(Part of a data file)

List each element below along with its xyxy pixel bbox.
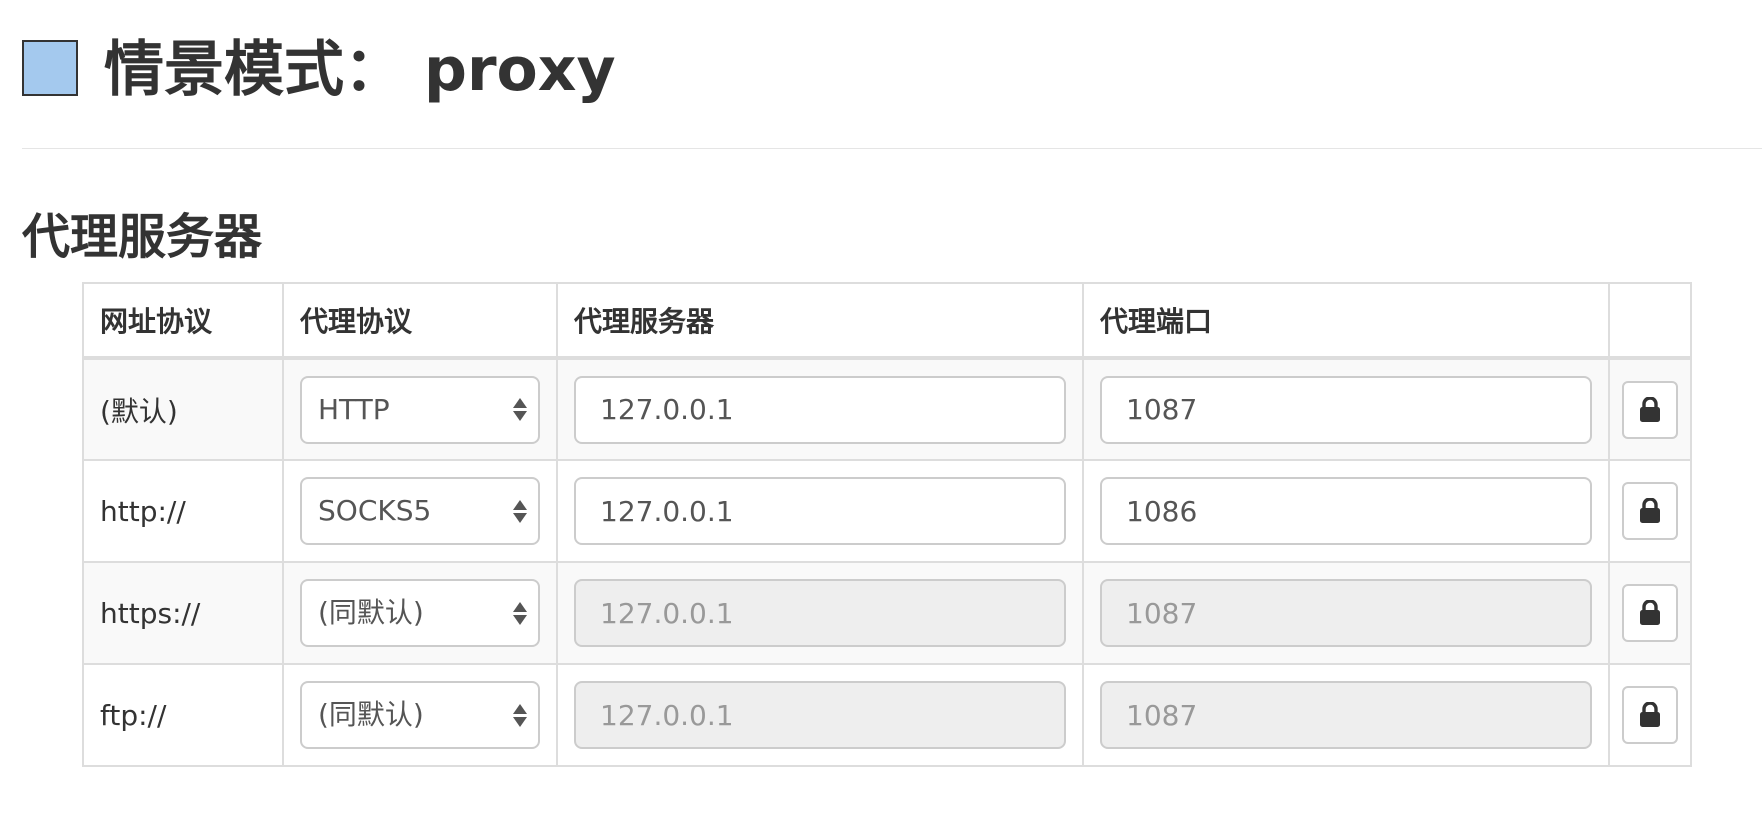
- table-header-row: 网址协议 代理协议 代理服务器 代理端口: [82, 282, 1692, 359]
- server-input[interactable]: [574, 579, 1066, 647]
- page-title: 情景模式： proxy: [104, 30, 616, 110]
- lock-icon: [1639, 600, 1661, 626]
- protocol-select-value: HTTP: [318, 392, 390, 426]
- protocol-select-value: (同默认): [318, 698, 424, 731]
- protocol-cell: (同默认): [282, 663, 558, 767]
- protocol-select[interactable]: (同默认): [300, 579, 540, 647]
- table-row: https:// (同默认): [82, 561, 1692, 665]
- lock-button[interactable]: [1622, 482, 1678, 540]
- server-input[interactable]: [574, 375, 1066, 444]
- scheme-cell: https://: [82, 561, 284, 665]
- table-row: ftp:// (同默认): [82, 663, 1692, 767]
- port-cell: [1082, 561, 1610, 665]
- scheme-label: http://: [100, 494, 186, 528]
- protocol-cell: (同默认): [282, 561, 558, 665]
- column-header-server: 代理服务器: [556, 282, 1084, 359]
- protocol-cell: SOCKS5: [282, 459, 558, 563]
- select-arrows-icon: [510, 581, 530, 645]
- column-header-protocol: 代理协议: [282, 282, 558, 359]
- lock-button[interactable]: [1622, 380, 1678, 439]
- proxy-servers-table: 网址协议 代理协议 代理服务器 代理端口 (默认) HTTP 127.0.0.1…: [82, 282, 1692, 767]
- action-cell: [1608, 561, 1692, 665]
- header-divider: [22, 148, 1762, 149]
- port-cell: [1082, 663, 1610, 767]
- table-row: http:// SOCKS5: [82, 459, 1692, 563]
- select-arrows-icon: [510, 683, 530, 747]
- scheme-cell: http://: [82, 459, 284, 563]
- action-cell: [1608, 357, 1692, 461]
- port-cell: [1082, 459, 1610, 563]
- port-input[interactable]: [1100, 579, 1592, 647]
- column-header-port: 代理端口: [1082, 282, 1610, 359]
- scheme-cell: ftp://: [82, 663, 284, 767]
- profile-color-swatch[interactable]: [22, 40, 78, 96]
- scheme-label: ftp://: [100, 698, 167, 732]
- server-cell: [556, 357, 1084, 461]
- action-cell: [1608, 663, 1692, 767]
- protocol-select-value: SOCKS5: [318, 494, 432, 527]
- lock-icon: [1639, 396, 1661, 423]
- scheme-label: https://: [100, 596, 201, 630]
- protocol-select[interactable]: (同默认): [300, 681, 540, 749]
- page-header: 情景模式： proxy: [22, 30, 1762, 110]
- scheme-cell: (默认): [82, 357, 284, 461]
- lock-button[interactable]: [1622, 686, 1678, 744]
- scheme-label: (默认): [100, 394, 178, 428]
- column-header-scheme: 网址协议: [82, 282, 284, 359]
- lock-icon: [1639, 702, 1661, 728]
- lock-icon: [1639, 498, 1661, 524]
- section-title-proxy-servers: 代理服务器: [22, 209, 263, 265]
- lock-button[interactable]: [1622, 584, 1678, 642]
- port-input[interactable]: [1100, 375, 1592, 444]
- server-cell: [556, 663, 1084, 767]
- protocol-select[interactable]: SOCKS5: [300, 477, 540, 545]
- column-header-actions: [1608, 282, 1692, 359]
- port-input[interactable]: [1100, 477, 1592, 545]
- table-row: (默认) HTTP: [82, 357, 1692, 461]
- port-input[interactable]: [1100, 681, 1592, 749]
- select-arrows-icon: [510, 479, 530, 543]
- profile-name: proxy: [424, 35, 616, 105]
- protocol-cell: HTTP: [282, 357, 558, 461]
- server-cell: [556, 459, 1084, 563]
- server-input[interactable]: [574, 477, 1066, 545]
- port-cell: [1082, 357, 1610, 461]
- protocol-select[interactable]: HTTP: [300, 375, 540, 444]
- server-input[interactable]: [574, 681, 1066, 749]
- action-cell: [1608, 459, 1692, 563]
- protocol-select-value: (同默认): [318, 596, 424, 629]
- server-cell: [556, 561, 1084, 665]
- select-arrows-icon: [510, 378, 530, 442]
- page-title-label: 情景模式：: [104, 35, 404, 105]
...
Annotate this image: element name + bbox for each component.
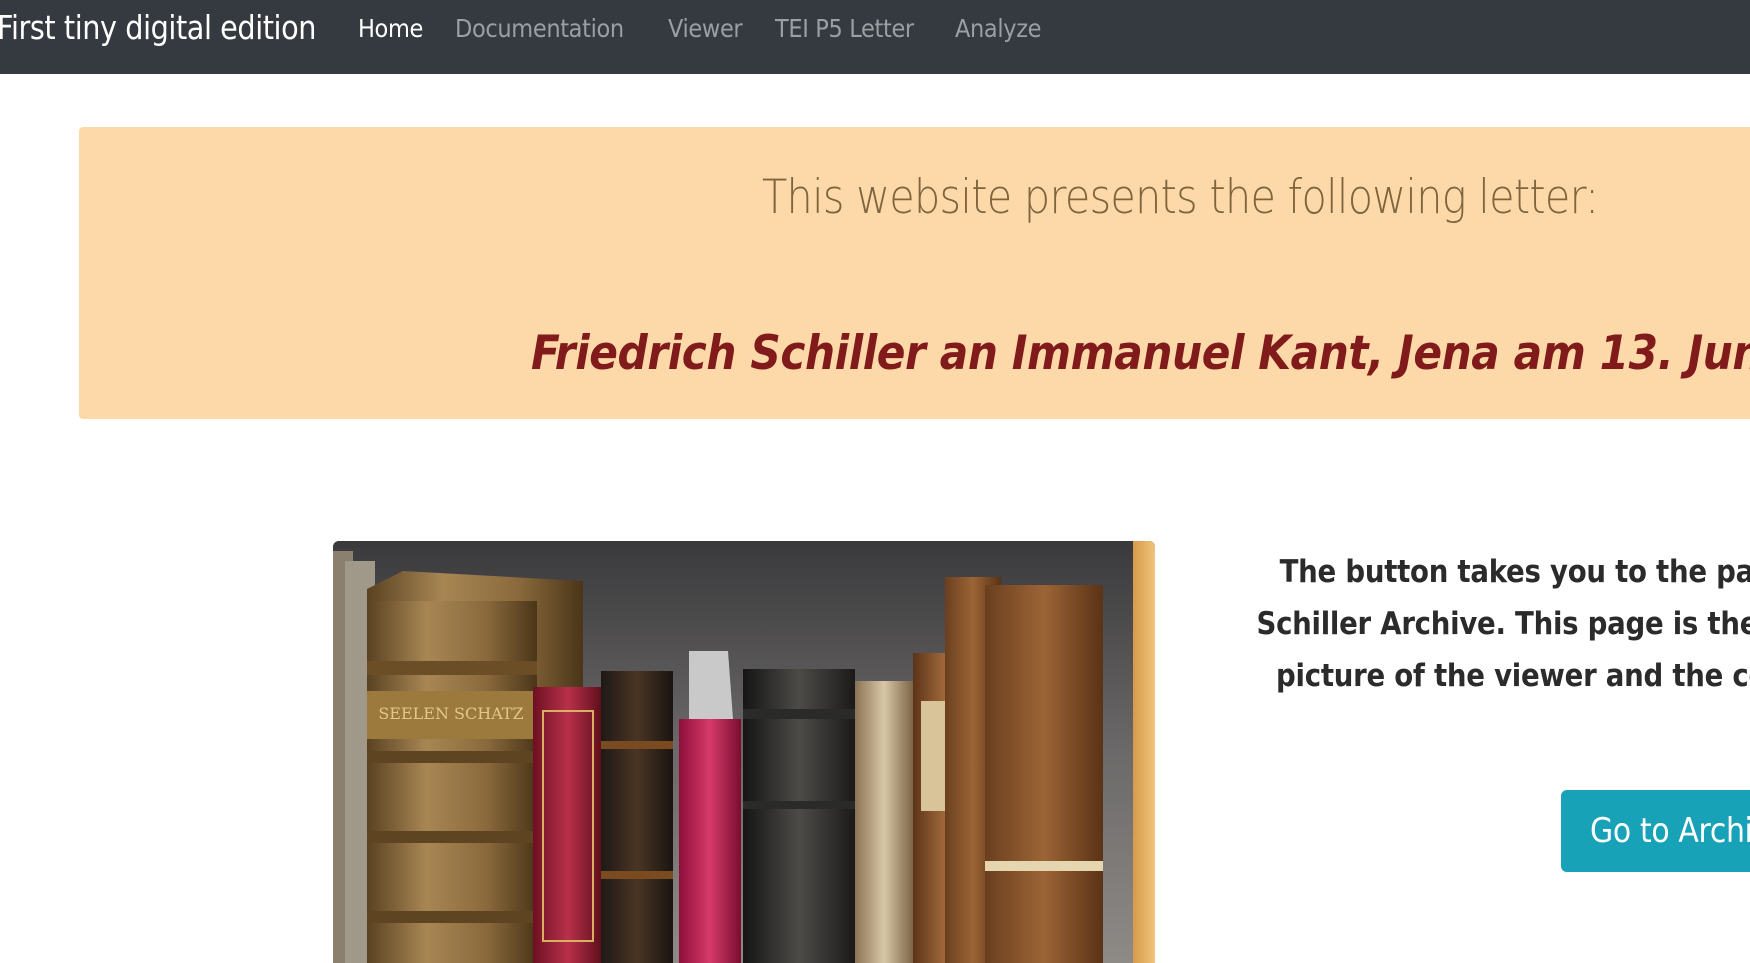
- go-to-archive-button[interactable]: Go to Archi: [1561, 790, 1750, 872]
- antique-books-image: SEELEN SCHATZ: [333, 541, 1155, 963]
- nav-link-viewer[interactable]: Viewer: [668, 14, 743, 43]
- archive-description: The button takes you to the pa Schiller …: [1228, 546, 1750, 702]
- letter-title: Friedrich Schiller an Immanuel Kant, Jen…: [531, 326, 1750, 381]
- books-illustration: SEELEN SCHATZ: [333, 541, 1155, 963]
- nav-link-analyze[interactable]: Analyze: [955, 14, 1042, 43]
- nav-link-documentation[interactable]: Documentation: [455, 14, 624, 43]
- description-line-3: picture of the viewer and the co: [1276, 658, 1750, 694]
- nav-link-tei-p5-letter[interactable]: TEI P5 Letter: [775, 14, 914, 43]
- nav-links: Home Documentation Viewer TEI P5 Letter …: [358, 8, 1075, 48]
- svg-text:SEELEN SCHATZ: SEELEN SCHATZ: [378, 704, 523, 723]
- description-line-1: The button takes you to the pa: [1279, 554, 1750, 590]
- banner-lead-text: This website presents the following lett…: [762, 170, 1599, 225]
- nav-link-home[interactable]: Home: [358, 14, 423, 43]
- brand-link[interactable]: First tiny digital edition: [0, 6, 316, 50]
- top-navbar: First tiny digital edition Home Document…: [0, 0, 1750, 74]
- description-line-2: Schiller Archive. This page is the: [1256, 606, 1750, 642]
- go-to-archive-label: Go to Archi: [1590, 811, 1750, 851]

» **Short task**:
Can you give the rows from the line containing "- go-to-archive-button[interactable]: Go" through the line containing "- nav-links: Home" again, changing "SEELEN SCHATZ" to "SOUL TREASURE" and leaving everything else the same?

» **The completed task**:
- go-to-archive-button[interactable]: Go to Archi: [1561, 790, 1750, 872]
- antique-books-image: SOUL TREASURE: [333, 541, 1155, 963]
- nav-link-viewer[interactable]: Viewer: [668, 14, 743, 43]
- archive-description: The button takes you to the pa Schiller …: [1228, 546, 1750, 702]
- letter-title: Friedrich Schiller an Immanuel Kant, Jen…: [531, 326, 1750, 381]
- books-illustration: SOUL TREASURE: [333, 541, 1155, 963]
- nav-link-analyze[interactable]: Analyze: [955, 14, 1042, 43]
- nav-link-documentation[interactable]: Documentation: [455, 14, 624, 43]
- description-line-3: picture of the viewer and the co: [1276, 658, 1750, 694]
- nav-link-tei-p5-letter[interactable]: TEI P5 Letter: [775, 14, 914, 43]
- nav-links: Home Documentation Viewer TEI P5 Letter …: [358, 8, 1075, 48]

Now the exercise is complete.